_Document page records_
Segment Open

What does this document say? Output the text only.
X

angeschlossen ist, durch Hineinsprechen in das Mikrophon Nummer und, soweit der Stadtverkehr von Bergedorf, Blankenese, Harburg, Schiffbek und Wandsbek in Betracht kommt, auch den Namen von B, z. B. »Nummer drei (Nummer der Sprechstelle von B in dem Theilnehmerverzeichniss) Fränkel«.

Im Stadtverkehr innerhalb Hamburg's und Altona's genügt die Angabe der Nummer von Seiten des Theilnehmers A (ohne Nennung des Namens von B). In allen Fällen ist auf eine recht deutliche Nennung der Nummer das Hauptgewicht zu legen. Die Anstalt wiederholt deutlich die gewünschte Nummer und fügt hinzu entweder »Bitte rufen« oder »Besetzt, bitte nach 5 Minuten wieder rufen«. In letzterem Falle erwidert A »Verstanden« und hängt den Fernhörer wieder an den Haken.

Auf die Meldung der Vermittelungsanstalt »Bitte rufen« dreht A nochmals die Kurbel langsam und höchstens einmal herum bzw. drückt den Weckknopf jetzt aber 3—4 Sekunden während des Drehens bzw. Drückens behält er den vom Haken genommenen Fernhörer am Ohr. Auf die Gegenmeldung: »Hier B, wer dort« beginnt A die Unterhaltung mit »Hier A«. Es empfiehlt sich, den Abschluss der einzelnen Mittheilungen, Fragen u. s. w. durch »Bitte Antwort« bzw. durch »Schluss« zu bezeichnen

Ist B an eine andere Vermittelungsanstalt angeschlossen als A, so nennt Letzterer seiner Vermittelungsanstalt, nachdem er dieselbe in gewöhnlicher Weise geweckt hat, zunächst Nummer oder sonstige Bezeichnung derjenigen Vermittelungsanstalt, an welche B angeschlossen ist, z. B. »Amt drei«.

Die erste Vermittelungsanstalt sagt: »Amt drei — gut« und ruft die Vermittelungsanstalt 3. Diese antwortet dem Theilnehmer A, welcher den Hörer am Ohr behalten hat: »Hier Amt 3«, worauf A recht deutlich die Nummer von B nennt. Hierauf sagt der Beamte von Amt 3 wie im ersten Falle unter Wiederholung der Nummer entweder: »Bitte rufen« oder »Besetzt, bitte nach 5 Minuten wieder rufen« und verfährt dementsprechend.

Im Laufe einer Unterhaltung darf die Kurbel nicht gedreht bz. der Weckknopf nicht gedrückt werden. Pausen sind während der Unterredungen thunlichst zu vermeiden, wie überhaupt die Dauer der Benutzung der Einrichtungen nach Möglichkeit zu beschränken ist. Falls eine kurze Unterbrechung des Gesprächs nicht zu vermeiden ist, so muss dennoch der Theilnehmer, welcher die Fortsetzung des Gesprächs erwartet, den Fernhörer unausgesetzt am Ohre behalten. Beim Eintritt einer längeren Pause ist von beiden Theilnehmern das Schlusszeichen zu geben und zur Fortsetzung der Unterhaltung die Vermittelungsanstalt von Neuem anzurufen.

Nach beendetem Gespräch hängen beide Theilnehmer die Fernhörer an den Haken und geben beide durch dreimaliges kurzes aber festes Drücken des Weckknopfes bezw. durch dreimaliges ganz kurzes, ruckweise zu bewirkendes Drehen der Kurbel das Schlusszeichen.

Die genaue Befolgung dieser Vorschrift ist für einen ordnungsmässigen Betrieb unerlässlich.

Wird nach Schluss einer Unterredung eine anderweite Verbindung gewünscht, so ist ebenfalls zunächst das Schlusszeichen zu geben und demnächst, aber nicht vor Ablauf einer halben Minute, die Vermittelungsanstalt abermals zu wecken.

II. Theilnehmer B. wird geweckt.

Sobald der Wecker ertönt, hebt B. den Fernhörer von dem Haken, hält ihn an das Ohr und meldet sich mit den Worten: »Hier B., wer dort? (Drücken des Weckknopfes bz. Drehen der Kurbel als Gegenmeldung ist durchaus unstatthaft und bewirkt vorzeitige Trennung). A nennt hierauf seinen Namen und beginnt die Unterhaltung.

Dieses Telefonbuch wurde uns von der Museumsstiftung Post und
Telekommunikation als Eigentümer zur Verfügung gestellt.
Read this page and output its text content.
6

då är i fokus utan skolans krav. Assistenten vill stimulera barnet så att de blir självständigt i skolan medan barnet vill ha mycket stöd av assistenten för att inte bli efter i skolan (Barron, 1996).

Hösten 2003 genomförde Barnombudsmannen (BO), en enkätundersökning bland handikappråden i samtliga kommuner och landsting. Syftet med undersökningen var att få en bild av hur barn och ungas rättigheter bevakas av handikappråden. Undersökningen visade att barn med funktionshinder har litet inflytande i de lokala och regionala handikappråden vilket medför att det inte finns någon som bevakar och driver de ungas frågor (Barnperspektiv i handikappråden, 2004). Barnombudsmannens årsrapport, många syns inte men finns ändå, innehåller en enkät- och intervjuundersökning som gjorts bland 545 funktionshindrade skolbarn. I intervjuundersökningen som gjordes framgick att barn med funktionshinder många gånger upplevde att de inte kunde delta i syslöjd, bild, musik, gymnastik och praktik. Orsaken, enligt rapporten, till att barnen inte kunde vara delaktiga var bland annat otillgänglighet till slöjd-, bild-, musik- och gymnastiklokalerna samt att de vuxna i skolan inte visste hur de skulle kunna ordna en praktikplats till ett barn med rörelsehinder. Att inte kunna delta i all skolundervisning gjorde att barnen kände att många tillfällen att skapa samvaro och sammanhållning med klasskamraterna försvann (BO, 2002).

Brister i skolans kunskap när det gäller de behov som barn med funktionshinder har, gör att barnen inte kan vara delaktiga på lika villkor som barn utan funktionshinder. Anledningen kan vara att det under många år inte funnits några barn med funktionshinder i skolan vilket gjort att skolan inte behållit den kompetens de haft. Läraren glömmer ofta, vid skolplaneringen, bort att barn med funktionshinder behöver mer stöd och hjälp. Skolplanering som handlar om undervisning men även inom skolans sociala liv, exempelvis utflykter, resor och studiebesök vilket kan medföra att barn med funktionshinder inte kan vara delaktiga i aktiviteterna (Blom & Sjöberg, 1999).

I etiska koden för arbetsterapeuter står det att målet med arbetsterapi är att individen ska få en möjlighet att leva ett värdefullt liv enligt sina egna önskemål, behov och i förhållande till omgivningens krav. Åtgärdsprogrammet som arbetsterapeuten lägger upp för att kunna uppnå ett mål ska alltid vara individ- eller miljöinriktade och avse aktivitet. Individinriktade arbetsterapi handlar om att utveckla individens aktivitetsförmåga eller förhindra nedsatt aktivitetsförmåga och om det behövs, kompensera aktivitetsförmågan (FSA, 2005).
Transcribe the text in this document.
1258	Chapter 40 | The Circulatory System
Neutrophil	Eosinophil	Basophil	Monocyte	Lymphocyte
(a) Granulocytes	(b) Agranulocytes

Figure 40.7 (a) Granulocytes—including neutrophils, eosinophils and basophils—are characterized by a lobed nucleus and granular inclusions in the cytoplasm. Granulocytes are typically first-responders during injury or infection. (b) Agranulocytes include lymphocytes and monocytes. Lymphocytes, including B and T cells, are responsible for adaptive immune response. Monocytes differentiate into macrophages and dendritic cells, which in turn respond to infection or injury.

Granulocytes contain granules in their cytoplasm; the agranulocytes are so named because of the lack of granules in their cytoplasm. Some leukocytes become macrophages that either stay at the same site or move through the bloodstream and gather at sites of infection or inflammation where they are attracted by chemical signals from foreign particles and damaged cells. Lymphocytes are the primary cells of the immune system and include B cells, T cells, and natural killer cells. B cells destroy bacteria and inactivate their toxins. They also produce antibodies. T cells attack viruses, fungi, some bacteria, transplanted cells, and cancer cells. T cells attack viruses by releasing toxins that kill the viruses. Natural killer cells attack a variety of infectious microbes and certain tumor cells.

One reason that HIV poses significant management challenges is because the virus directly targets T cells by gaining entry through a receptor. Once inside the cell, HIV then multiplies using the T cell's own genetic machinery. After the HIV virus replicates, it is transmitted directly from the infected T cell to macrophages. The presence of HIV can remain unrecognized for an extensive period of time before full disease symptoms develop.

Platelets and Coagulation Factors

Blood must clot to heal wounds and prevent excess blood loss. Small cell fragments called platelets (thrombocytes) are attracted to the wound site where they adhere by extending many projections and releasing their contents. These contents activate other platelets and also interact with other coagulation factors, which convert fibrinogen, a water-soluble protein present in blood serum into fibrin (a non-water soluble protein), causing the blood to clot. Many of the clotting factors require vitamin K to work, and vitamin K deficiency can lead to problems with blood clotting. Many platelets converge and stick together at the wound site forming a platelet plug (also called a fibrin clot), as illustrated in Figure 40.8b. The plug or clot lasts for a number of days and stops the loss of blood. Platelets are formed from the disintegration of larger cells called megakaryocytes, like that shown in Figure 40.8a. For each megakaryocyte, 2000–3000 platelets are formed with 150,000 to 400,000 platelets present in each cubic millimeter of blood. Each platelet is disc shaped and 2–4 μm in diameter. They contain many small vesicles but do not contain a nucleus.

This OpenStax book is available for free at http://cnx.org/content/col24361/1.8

Segment Closed

_What is required_
Copy out every line of the data in which the word "Stadtverkehr" is found.

_Output of the task_
angeschlossen ist, durch Hineinsprechen in das Mikrophon Nummer und, soweit der Stadtverkehr von Bergedorf, Blankenese, Harburg, Schiffbek und Wandsbek in Betracht kommt, auch den Namen von B, z. B. »Nummer drei (Nummer der Sprechstelle von B in dem Theilnehmerverzeichniss) Fränkel«.
Im Stadtverkehr innerhalb Hamburg's und Altona's genügt die Angabe der Nummer von Seiten des Theilnehmers A (ohne Nennung des Namens von B). In allen Fällen ist auf eine recht deutliche Nennung der Nummer das Hauptgewicht zu legen. Die Anstalt wiederholt deutlich die gewünschte Nummer und fügt hinzu entweder »Bitte rufen« oder »Besetzt, bitte nach 5 Minuten wieder rufen«. In letzterem Falle erwidert A »Verstanden« und hängt den Fernhörer wieder an den Haken.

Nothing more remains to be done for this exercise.